WORK REQUIRED: Find all lines in the listing that include the word "right", then copy them.

MATERIAL SHOWN:

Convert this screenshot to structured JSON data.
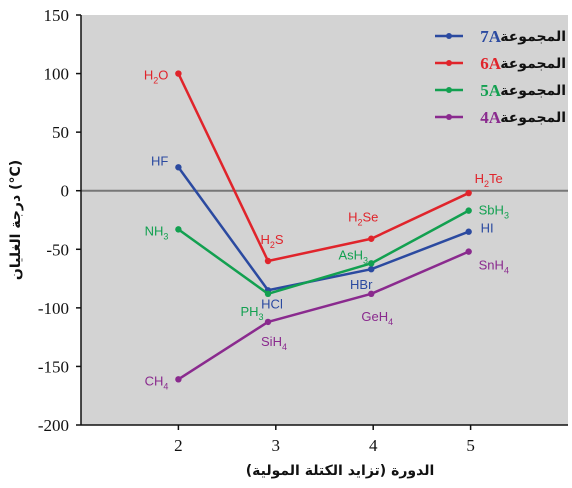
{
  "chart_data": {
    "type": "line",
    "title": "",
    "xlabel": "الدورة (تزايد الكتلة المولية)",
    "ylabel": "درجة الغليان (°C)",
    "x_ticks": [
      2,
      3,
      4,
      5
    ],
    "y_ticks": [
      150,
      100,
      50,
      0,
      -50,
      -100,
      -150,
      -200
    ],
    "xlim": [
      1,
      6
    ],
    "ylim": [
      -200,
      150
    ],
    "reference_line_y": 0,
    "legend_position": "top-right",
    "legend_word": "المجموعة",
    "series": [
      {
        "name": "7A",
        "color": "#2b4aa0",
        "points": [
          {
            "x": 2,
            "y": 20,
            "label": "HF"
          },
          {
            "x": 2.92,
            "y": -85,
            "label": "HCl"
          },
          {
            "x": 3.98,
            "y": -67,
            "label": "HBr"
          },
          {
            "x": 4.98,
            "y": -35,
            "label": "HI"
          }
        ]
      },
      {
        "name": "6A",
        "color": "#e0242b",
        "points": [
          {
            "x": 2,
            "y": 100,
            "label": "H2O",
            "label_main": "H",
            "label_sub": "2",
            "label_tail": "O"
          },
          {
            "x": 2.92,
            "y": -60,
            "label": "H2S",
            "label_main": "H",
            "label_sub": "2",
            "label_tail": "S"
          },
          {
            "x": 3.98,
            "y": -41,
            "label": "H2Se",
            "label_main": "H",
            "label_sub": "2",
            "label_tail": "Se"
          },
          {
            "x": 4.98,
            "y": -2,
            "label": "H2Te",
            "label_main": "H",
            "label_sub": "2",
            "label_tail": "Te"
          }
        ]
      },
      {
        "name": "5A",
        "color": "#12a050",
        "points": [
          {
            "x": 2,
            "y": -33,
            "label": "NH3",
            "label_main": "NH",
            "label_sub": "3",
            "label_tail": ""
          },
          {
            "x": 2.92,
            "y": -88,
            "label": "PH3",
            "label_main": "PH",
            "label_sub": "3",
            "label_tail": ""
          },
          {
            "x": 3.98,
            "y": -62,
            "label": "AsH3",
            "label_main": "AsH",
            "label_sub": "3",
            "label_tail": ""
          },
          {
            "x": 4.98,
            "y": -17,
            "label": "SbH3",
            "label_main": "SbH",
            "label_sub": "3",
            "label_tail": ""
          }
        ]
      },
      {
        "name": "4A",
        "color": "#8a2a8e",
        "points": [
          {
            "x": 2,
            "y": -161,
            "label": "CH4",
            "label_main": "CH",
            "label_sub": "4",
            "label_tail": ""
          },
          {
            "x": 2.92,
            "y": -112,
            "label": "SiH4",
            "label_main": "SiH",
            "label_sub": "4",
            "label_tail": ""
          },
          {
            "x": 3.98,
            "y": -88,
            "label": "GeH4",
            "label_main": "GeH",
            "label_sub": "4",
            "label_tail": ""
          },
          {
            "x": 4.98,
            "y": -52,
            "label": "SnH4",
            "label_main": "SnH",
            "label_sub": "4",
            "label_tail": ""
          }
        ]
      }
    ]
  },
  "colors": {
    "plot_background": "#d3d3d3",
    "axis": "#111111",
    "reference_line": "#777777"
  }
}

* * *

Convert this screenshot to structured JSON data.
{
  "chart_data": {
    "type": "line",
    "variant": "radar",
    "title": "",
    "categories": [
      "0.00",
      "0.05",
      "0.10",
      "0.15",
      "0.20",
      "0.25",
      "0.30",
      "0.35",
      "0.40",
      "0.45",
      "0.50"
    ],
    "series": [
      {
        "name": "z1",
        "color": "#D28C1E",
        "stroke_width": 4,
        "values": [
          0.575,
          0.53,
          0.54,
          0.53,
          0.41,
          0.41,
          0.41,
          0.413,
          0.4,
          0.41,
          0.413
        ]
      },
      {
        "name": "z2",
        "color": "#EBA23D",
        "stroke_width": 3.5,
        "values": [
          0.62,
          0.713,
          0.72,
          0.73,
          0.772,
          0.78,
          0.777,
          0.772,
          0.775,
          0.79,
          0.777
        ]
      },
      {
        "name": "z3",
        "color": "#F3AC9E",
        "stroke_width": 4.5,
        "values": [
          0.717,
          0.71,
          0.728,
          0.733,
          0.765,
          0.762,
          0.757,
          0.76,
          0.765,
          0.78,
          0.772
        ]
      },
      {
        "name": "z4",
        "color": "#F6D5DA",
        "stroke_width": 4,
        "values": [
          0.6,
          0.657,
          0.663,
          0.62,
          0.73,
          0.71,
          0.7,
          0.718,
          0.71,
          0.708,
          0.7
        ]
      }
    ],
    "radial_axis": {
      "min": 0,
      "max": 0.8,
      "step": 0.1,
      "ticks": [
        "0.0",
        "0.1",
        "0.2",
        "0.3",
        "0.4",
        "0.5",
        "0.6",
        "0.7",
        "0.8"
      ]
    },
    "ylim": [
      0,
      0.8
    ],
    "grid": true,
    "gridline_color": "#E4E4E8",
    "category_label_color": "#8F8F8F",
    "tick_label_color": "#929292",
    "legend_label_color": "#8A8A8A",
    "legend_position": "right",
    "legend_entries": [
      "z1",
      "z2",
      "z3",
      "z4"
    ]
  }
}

ANSWER TO THIS TASK:
    "legend_position": "top-right",
    "legend_position": "right",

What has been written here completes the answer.